[Items listed in a dataset]
________________________
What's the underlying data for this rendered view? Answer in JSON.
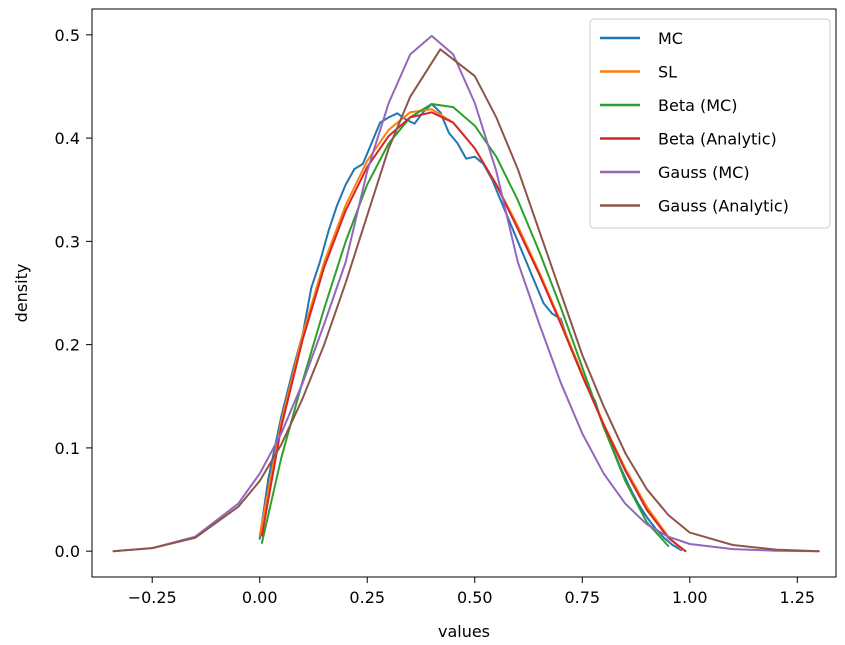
{
  "chart_data": {
    "type": "line",
    "title": "",
    "xlabel": "values",
    "ylabel": "density",
    "xlim": [
      -0.39,
      1.34
    ],
    "ylim": [
      -0.025,
      0.525
    ],
    "xticks": [
      -0.25,
      0.0,
      0.25,
      0.5,
      0.75,
      1.0,
      1.25
    ],
    "xtick_labels": [
      "−0.25",
      "0.00",
      "0.25",
      "0.50",
      "0.75",
      "1.00",
      "1.25"
    ],
    "yticks": [
      0.0,
      0.1,
      0.2,
      0.3,
      0.4,
      0.5
    ],
    "ytick_labels": [
      "0.0",
      "0.1",
      "0.2",
      "0.3",
      "0.4",
      "0.5"
    ],
    "grid": false,
    "legend_position": "top-right",
    "series": [
      {
        "name": "MC",
        "color": "#1f77b4",
        "x": [
          0.0,
          0.02,
          0.05,
          0.08,
          0.1,
          0.12,
          0.14,
          0.16,
          0.18,
          0.2,
          0.22,
          0.24,
          0.26,
          0.28,
          0.3,
          0.32,
          0.34,
          0.36,
          0.38,
          0.4,
          0.42,
          0.44,
          0.46,
          0.48,
          0.5,
          0.52,
          0.54,
          0.56,
          0.58,
          0.6,
          0.62,
          0.64,
          0.66,
          0.68,
          0.7,
          0.72,
          0.74,
          0.76,
          0.78,
          0.8,
          0.82,
          0.84,
          0.86,
          0.88,
          0.9,
          0.92,
          0.94,
          0.96,
          0.98
        ],
        "y": [
          0.012,
          0.07,
          0.13,
          0.18,
          0.21,
          0.255,
          0.28,
          0.31,
          0.335,
          0.355,
          0.37,
          0.375,
          0.395,
          0.415,
          0.42,
          0.424,
          0.418,
          0.414,
          0.425,
          0.433,
          0.425,
          0.405,
          0.395,
          0.38,
          0.382,
          0.375,
          0.36,
          0.34,
          0.32,
          0.3,
          0.28,
          0.26,
          0.24,
          0.23,
          0.225,
          0.2,
          0.18,
          0.16,
          0.145,
          0.12,
          0.1,
          0.08,
          0.062,
          0.046,
          0.033,
          0.022,
          0.013,
          0.006,
          0.001
        ]
      },
      {
        "name": "SL",
        "color": "#ff7f0e",
        "x": [
          0.0,
          0.05,
          0.1,
          0.15,
          0.2,
          0.25,
          0.3,
          0.35,
          0.4,
          0.45,
          0.5,
          0.55,
          0.6,
          0.65,
          0.7,
          0.75,
          0.8,
          0.85,
          0.9,
          0.95,
          0.98
        ],
        "y": [
          0.015,
          0.125,
          0.21,
          0.28,
          0.335,
          0.378,
          0.408,
          0.425,
          0.428,
          0.415,
          0.39,
          0.355,
          0.315,
          0.27,
          0.222,
          0.172,
          0.123,
          0.08,
          0.043,
          0.014,
          0.002
        ]
      },
      {
        "name": "Beta (MC)",
        "color": "#2ca02c",
        "x": [
          0.005,
          0.05,
          0.1,
          0.15,
          0.2,
          0.25,
          0.3,
          0.35,
          0.4,
          0.45,
          0.5,
          0.55,
          0.6,
          0.65,
          0.7,
          0.75,
          0.8,
          0.85,
          0.9,
          0.95
        ],
        "y": [
          0.008,
          0.09,
          0.165,
          0.235,
          0.3,
          0.355,
          0.395,
          0.42,
          0.433,
          0.43,
          0.412,
          0.382,
          0.34,
          0.29,
          0.236,
          0.178,
          0.12,
          0.068,
          0.028,
          0.005
        ]
      },
      {
        "name": "Beta (Analytic)",
        "color": "#d62728",
        "x": [
          0.005,
          0.05,
          0.1,
          0.15,
          0.2,
          0.25,
          0.3,
          0.35,
          0.4,
          0.45,
          0.5,
          0.55,
          0.6,
          0.65,
          0.7,
          0.75,
          0.8,
          0.85,
          0.9,
          0.95,
          0.99
        ],
        "y": [
          0.015,
          0.12,
          0.205,
          0.275,
          0.33,
          0.372,
          0.402,
          0.42,
          0.425,
          0.415,
          0.39,
          0.355,
          0.312,
          0.268,
          0.22,
          0.17,
          0.122,
          0.078,
          0.04,
          0.013,
          0.0
        ]
      },
      {
        "name": "Gauss (MC)",
        "color": "#9467bd",
        "x": [
          -0.34,
          -0.25,
          -0.15,
          -0.05,
          0.0,
          0.05,
          0.1,
          0.15,
          0.2,
          0.25,
          0.3,
          0.35,
          0.4,
          0.45,
          0.5,
          0.55,
          0.6,
          0.65,
          0.7,
          0.75,
          0.8,
          0.85,
          0.9,
          0.95,
          1.0,
          1.1,
          1.2,
          1.3
        ],
        "y": [
          0.0,
          0.003,
          0.014,
          0.046,
          0.075,
          0.114,
          0.163,
          0.22,
          0.28,
          0.368,
          0.434,
          0.481,
          0.499,
          0.481,
          0.434,
          0.368,
          0.28,
          0.22,
          0.163,
          0.114,
          0.075,
          0.046,
          0.026,
          0.014,
          0.007,
          0.002,
          0.0005,
          0.0
        ]
      },
      {
        "name": "Gauss (Analytic)",
        "color": "#8c564b",
        "x": [
          -0.34,
          -0.25,
          -0.15,
          -0.05,
          0.0,
          0.05,
          0.1,
          0.15,
          0.2,
          0.25,
          0.3,
          0.35,
          0.42,
          0.5,
          0.55,
          0.6,
          0.65,
          0.7,
          0.75,
          0.8,
          0.85,
          0.9,
          0.95,
          1.0,
          1.1,
          1.2,
          1.3
        ],
        "y": [
          0.0,
          0.003,
          0.013,
          0.043,
          0.068,
          0.103,
          0.148,
          0.2,
          0.26,
          0.325,
          0.39,
          0.44,
          0.486,
          0.46,
          0.42,
          0.37,
          0.31,
          0.25,
          0.19,
          0.14,
          0.095,
          0.06,
          0.035,
          0.018,
          0.006,
          0.0015,
          0.0
        ]
      }
    ]
  }
}
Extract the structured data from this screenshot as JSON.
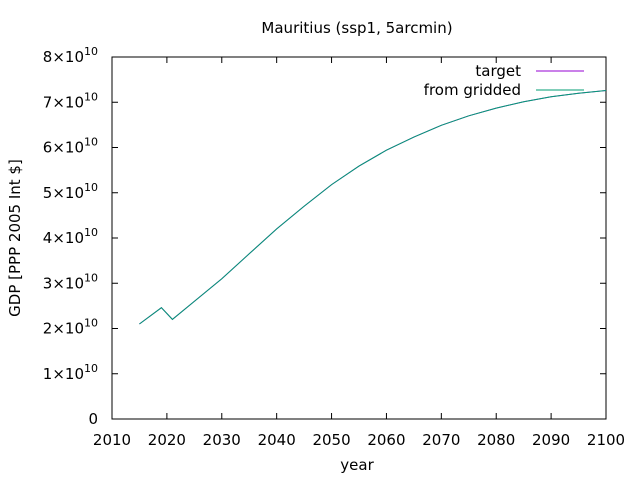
{
  "chart_data": {
    "type": "line",
    "title": "Mauritius (ssp1, 5arcmin)",
    "xlabel": "year",
    "ylabel": "GDP [PPP 2005 Int $]",
    "xlim": [
      2010,
      2100
    ],
    "ylim": [
      0,
      80000000000
    ],
    "x_ticks": [
      2010,
      2020,
      2030,
      2040,
      2050,
      2060,
      2070,
      2080,
      2090,
      2100
    ],
    "y_ticks": [
      {
        "value": 0,
        "mantissa": "0",
        "exp": ""
      },
      {
        "value": 10000000000,
        "mantissa": "1×10",
        "exp": "10"
      },
      {
        "value": 20000000000,
        "mantissa": "2×10",
        "exp": "10"
      },
      {
        "value": 30000000000,
        "mantissa": "3×10",
        "exp": "10"
      },
      {
        "value": 40000000000,
        "mantissa": "4×10",
        "exp": "10"
      },
      {
        "value": 50000000000,
        "mantissa": "5×10",
        "exp": "10"
      },
      {
        "value": 60000000000,
        "mantissa": "6×10",
        "exp": "10"
      },
      {
        "value": 70000000000,
        "mantissa": "7×10",
        "exp": "10"
      },
      {
        "value": 80000000000,
        "mantissa": "8×10",
        "exp": "10"
      }
    ],
    "grid": false,
    "legend_position": "top-right",
    "series": [
      {
        "name": "target",
        "color": "#9400d3",
        "x": [
          2015,
          2019,
          2021,
          2025,
          2030,
          2035,
          2040,
          2045,
          2050,
          2055,
          2060,
          2065,
          2070,
          2075,
          2080,
          2085,
          2090,
          2095,
          2100
        ],
        "y": [
          21000000000,
          24600000000,
          22000000000,
          26000000000,
          31000000000,
          36500000000,
          42000000000,
          47000000000,
          51800000000,
          55900000000,
          59400000000,
          62300000000,
          64900000000,
          67000000000,
          68700000000,
          70100000000,
          71200000000,
          72000000000,
          72600000000
        ]
      },
      {
        "name": "from gridded",
        "color": "#009e73",
        "x": [
          2015,
          2019,
          2021,
          2025,
          2030,
          2035,
          2040,
          2045,
          2050,
          2055,
          2060,
          2065,
          2070,
          2075,
          2080,
          2085,
          2090,
          2095,
          2100
        ],
        "y": [
          21000000000,
          24600000000,
          22000000000,
          26000000000,
          31000000000,
          36500000000,
          42000000000,
          47000000000,
          51800000000,
          55900000000,
          59400000000,
          62300000000,
          64900000000,
          67000000000,
          68700000000,
          70100000000,
          71200000000,
          72000000000,
          72600000000
        ]
      }
    ]
  }
}
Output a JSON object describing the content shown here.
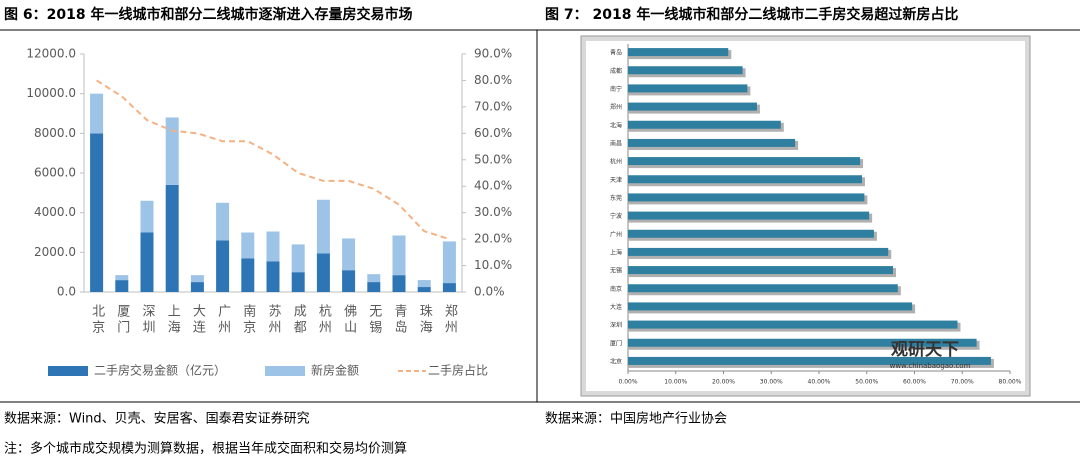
{
  "chart_data": [
    {
      "type": "stacked-bar-line",
      "title": "图 6：2018 年一线城市和部分二线城市逐渐进入存量房交易市场",
      "categories": [
        "北京",
        "厦门",
        "深圳",
        "上海",
        "大连",
        "广州",
        "南京",
        "苏州",
        "成都",
        "杭州",
        "佛山",
        "无锡",
        "青岛",
        "珠海",
        "郑州"
      ],
      "series": [
        {
          "name": "二手房交易金额（亿元）",
          "color": "#2e75b6",
          "values": [
            8000,
            600,
            3000,
            5400,
            500,
            2600,
            1700,
            1550,
            1000,
            1950,
            1100,
            500,
            850,
            250,
            450
          ]
        },
        {
          "name": "新房金额",
          "color": "#9dc3e6",
          "values": [
            2000,
            250,
            1600,
            3400,
            350,
            1900,
            1300,
            1500,
            1400,
            2700,
            1600,
            400,
            2000,
            350,
            2100
          ]
        },
        {
          "name": "二手房占比",
          "color": "#f4b183",
          "axis": "y2",
          "values": [
            80,
            74,
            65,
            61,
            60,
            57,
            57,
            52,
            45,
            42,
            42,
            39,
            33,
            23,
            20
          ]
        }
      ],
      "ylim": [
        0,
        12000
      ],
      "yticks": [
        {
          "value": 0,
          "label": "0.0"
        },
        {
          "value": 2000,
          "label": "2000.0"
        },
        {
          "value": 4000,
          "label": "4000.0"
        },
        {
          "value": 6000,
          "label": "6000.0"
        },
        {
          "value": 8000,
          "label": "8000.0"
        },
        {
          "value": 10000,
          "label": "10000.0"
        },
        {
          "value": 12000,
          "label": "12000.0"
        }
      ],
      "y2lim": [
        0,
        90
      ],
      "y2ticks": [
        {
          "value": 0,
          "label": "0.0%"
        },
        {
          "value": 10,
          "label": "10.0%"
        },
        {
          "value": 20,
          "label": "20.0%"
        },
        {
          "value": 30,
          "label": "30.0%"
        },
        {
          "value": 40,
          "label": "40.0%"
        },
        {
          "value": 50,
          "label": "50.0%"
        },
        {
          "value": 60,
          "label": "60.0%"
        },
        {
          "value": 70,
          "label": "70.0%"
        },
        {
          "value": 80,
          "label": "80.0%"
        },
        {
          "value": 90,
          "label": "90.0%"
        }
      ]
    },
    {
      "type": "horizontal-bar",
      "title": "图 7：  2018 年一线城市和部分二线城市二手房交易超过新房占比",
      "categories": [
        "青岛",
        "成都",
        "南宁",
        "郑州",
        "北海",
        "南昌",
        "杭州",
        "天津",
        "东莞",
        "宁波",
        "广州",
        "上海",
        "无锡",
        "南京",
        "大连",
        "深圳",
        "厦门",
        "北京"
      ],
      "values": [
        21,
        24,
        25,
        27,
        32,
        35,
        48.6,
        49,
        49.5,
        50.5,
        51.5,
        54.5,
        55.5,
        56.5,
        59.5,
        69,
        73,
        76
      ],
      "color": "#2f7fa0",
      "shadow_color": "#b0b0b0",
      "xlim": [
        0,
        80
      ],
      "xticks": [
        {
          "value": 0,
          "label": "0.00%"
        },
        {
          "value": 10,
          "label": "10.00%"
        },
        {
          "value": 20,
          "label": "20.00%"
        },
        {
          "value": 30,
          "label": "30.00%"
        },
        {
          "value": 40,
          "label": "40.00%"
        },
        {
          "value": 50,
          "label": "50.00%"
        },
        {
          "value": 60,
          "label": "60.00%"
        },
        {
          "value": 70,
          "label": "70.00%"
        },
        {
          "value": 80,
          "label": "80.00%"
        }
      ],
      "watermark": "观研天下",
      "watermark_url": "www.chinabaogao.com"
    }
  ],
  "sources": [
    "数据来源：Wind、贝壳、安居客、国泰君安证券研究",
    "数据来源：中国房地产行业协会"
  ],
  "note": "注：多个城市成交规模为测算数据，根据当年成交面积和交易均价测算"
}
________________________
* [Short exercise]: Across the records, count the lines holding the string "mantissa". Give the number and stop.

* [The response]: 9